◆ Supplied material
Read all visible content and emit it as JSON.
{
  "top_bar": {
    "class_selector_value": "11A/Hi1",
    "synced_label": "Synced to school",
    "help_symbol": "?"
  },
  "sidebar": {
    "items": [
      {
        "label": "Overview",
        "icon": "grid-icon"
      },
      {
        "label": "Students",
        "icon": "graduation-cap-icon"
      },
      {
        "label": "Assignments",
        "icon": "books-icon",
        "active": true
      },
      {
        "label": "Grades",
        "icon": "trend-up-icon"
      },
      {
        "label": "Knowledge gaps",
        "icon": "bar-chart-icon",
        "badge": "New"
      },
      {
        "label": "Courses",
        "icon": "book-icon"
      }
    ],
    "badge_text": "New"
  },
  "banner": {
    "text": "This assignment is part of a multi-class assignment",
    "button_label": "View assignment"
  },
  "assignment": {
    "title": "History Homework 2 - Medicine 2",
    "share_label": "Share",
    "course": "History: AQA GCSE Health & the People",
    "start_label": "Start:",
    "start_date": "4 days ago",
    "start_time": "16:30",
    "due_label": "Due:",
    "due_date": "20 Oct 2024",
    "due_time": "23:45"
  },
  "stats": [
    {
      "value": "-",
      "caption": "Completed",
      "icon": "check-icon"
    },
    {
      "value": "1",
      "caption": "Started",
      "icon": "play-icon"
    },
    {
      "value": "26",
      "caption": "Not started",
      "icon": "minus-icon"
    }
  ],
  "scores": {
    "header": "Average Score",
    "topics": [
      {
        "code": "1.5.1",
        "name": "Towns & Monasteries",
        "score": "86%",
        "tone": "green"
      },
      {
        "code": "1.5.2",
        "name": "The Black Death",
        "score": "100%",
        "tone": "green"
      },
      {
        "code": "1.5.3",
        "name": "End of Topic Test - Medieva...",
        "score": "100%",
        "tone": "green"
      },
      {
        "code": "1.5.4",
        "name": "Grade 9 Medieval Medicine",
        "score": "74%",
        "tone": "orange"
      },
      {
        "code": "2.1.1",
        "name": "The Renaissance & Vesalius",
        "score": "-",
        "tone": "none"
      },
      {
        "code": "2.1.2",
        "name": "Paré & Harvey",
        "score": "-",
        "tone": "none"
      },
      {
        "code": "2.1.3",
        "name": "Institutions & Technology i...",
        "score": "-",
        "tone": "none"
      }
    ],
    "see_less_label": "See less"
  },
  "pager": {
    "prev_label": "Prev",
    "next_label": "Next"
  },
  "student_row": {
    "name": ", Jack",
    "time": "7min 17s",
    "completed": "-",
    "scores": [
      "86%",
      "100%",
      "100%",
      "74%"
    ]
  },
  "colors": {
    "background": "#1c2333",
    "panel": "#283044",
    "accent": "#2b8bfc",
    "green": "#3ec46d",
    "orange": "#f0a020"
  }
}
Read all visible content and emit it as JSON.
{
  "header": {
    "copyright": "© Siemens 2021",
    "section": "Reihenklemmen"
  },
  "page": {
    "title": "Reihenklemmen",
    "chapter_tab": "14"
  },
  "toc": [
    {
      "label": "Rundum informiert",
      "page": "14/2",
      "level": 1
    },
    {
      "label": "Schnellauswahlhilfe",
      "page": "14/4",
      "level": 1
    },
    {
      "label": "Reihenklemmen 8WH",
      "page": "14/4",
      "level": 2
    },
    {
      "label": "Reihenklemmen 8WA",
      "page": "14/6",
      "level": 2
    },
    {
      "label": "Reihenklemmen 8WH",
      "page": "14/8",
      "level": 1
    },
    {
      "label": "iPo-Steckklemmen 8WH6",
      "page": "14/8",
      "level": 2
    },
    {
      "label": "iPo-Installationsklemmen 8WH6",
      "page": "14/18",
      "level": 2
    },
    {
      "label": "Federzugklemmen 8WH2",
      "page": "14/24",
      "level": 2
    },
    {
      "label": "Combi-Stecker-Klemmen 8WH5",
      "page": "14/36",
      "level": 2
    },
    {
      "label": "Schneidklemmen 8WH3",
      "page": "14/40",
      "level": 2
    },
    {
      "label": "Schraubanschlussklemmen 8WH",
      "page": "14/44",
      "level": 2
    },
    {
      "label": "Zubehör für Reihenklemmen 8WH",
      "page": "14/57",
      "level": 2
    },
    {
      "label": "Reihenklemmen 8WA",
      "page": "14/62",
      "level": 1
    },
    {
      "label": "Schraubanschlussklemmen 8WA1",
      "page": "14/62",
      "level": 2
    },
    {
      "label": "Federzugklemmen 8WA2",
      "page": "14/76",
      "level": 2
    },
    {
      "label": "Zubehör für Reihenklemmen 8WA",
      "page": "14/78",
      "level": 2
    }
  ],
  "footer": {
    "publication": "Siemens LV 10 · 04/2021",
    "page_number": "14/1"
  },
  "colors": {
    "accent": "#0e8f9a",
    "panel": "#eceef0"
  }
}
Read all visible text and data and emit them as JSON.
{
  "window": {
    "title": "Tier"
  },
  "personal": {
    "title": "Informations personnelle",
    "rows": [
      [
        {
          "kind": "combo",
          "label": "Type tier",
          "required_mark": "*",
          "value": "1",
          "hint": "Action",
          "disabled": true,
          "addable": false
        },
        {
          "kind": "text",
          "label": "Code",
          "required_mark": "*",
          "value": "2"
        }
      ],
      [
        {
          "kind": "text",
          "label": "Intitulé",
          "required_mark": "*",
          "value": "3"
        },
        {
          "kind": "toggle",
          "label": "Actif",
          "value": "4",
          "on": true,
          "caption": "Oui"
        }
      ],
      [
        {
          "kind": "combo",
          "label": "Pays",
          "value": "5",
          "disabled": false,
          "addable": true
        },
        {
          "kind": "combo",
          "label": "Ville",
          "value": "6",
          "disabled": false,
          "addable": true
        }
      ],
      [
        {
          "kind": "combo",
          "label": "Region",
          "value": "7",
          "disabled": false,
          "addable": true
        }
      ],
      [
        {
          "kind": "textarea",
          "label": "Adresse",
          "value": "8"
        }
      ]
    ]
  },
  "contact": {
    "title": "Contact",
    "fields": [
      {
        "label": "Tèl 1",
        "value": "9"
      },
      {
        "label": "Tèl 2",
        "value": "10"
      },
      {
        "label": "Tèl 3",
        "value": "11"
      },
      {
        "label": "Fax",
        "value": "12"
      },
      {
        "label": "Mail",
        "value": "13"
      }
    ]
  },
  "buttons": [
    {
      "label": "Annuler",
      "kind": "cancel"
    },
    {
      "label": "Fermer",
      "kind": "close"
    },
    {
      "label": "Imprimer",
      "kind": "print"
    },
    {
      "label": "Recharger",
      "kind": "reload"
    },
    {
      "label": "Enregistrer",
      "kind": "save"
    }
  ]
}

◆ What you will do
Write out all the lines again, exactly as they are.

◆ Output
Read all visible content and emit it as JSON.
{
  "top_bar": {
    "class_selector_value": "11A/Hi1",
    "synced_label": "Synced to school",
    "help_symbol": "?"
  },
  "sidebar": {
    "items": [
      {
        "label": "Overview",
        "icon": "grid-icon"
      },
      {
        "label": "Students",
        "icon": "graduation-cap-icon"
      },
      {
        "label": "Assignments",
        "icon": "books-icon",
        "active": true
      },
      {
        "label": "Grades",
        "icon": "trend-up-icon"
      },
      {
        "label": "Knowledge gaps",
        "icon": "bar-chart-icon",
        "badge": "New"
      },
      {
        "label": "Courses",
        "icon": "book-icon"
      }
    ],
    "badge_text": "New"
  },
  "banner": {
    "text": "This assignment is part of a multi-class assignment",
    "button_label": "View assignment"
  },
  "assignment": {
    "title": "History Homework 2 - Medicine 2",
    "share_label": "Share",
    "course": "History: AQA GCSE Health & the People",
    "start_label": "Start:",
    "start_date": "4 days ago",
    "start_time": "16:30",
    "due_label": "Due:",
    "due_date": "20 Oct 2024",
    "due_time": "23:45"
  },
  "stats": [
    {
      "value": "-",
      "caption": "Completed",
      "icon": "check-icon"
    },
    {
      "value": "1",
      "caption": "Started",
      "icon": "play-icon"
    },
    {
      "value": "26",
      "caption": "Not started",
      "icon": "minus-icon"
    }
  ],
  "scores": {
    "header": "Average Score",
    "topics": [
      {
        "code": "1.5.1",
        "name": "Towns & Monasteries",
        "score": "86%",
        "tone": "green"
      },
      {
        "code": "1.5.2",
        "name": "The Black Death",
        "score": "100%",
        "tone": "green"
      },
      {
        "code": "1.5.3",
        "name": "End of Topic Test - Medieva...",
        "score": "100%",
        "tone": "green"
      },
      {
        "code": "1.5.4",
        "name": "Grade 9 Medieval Medicine",
        "score": "74%",
        "tone": "orange"
      },
      {
        "code": "2.1.1",
        "name": "The Renaissance & Vesalius",
        "score": "-",
        "tone": "none"
      },
      {
        "code": "2.1.2",
        "name": "Paré & Harvey",
        "score": "-",
        "tone": "none"
      },
      {
        "code": "2.1.3",
        "name": "Institutions & Technology i...",
        "score": "-",
        "tone": "none"
      }
    ],
    "see_less_label": "See less"
  },
  "pager": {
    "prev_label": "Prev",
    "next_label": "Next"
  },
  "student_row": {
    "name": ", Jack",
    "time": "7min 17s",
    "completed": "-",
    "scores": [
      "86%",
      "100%",
      "100%",
      "74%"
    ]
  },
  "colors": {
    "background": "#1c2333",
    "panel": "#283044",
    "accent": "#2b8bfc",
    "green": "#3ec46d",
    "orange": "#f0a020"
  }
}
Read all visible content and emit it as JSON.
{
  "header": {
    "copyright": "© Siemens 2021",
    "section": "Reihenklemmen"
  },
  "page": {
    "title": "Reihenklemmen",
    "chapter_tab": "14"
  },
  "toc": [
    {
      "label": "Rundum informiert",
      "page": "14/2",
      "level": 1
    },
    {
      "label": "Schnellauswahlhilfe",
      "page": "14/4",
      "level": 1
    },
    {
      "label": "Reihenklemmen 8WH",
      "page": "14/4",
      "level": 2
    },
    {
      "label": "Reihenklemmen 8WA",
      "page": "14/6",
      "level": 2
    },
    {
      "label": "Reihenklemmen 8WH",
      "page": "14/8",
      "level": 1
    },
    {
      "label": "iPo-Steckklemmen 8WH6",
      "page": "14/8",
      "level": 2
    },
    {
      "label": "iPo-Installationsklemmen 8WH6",
      "page": "14/18",
      "level": 2
    },
    {
      "label": "Federzugklemmen 8WH2",
      "page": "14/24",
      "level": 2
    },
    {
      "label": "Combi-Stecker-Klemmen 8WH5",
      "page": "14/36",
      "level": 2
    },
    {
      "label": "Schneidklemmen 8WH3",
      "page": "14/40",
      "level": 2
    },
    {
      "label": "Schraubanschlussklemmen 8WH",
      "page": "14/44",
      "level": 2
    },
    {
      "label": "Zubehör für Reihenklemmen 8WH",
      "page": "14/57",
      "level": 2
    },
    {
      "label": "Reihenklemmen 8WA",
      "page": "14/62",
      "level": 1
    },
    {
      "label": "Schraubanschlussklemmen 8WA1",
      "page": "14/62",
      "level": 2
    },
    {
      "label": "Federzugklemmen 8WA2",
      "page": "14/76",
      "level": 2
    },
    {
      "label": "Zubehör für Reihenklemmen 8WA",
      "page": "14/78",
      "level": 2
    }
  ],
  "footer": {
    "publication": "Siemens LV 10 · 04/2021",
    "page_number": "14/1"
  },
  "colors": {
    "accent": "#0e8f9a",
    "panel": "#eceef0"
  }
}
Read all visible text and data and emit them as JSON.
{
  "window": {
    "title": "Tier"
  },
  "personal": {
    "title": "Informations personnelle",
    "rows": [
      [
        {
          "kind": "combo",
          "label": "Type tier",
          "required_mark": "*",
          "value": "1",
          "hint": "Action",
          "disabled": true,
          "addable": false
        },
        {
          "kind": "text",
          "label": "Code",
          "required_mark": "*",
          "value": "2"
        }
      ],
      [
        {
          "kind": "text",
          "label": "Intitulé",
          "required_mark": "*",
          "value": "3"
        },
        {
          "kind": "toggle",
          "label": "Actif",
          "value": "4",
          "on": true,
          "caption": "Oui"
        }
      ],
      [
        {
          "kind": "combo",
          "label": "Pays",
          "value": "5",
          "disabled": false,
          "addable": true
        },
        {
          "kind": "combo",
          "label": "Ville",
          "value": "6",
          "disabled": false,
          "addable": true
        }
      ],
      [
        {
          "kind": "combo",
          "label": "Region",
          "value": "7",
          "disabled": false,
          "addable": true
        }
      ],
      [
        {
          "kind": "textarea",
          "label": "Adresse",
          "value": "8"
        }
      ]
    ]
  },
  "contact": {
    "title": "Contact",
    "fields": [
      {
        "label": "Tèl 1",
        "value": "9"
      },
      {
        "label": "Tèl 2",
        "value": "10"
      },
      {
        "label": "Tèl 3",
        "value": "11"
      },
      {
        "label": "Fax",
        "value": "12"
      },
      {
        "label": "Mail",
        "value": "13"
      }
    ]
  },
  "buttons": [
    {
      "label": "Annuler",
      "kind": "cancel"
    },
    {
      "label": "Fermer",
      "kind": "close"
    },
    {
      "label": "Imprimer",
      "kind": "print"
    },
    {
      "label": "Recharger",
      "kind": "reload"
    },
    {
      "label": "Enregistrer",
      "kind": "save"
    }
  ]
}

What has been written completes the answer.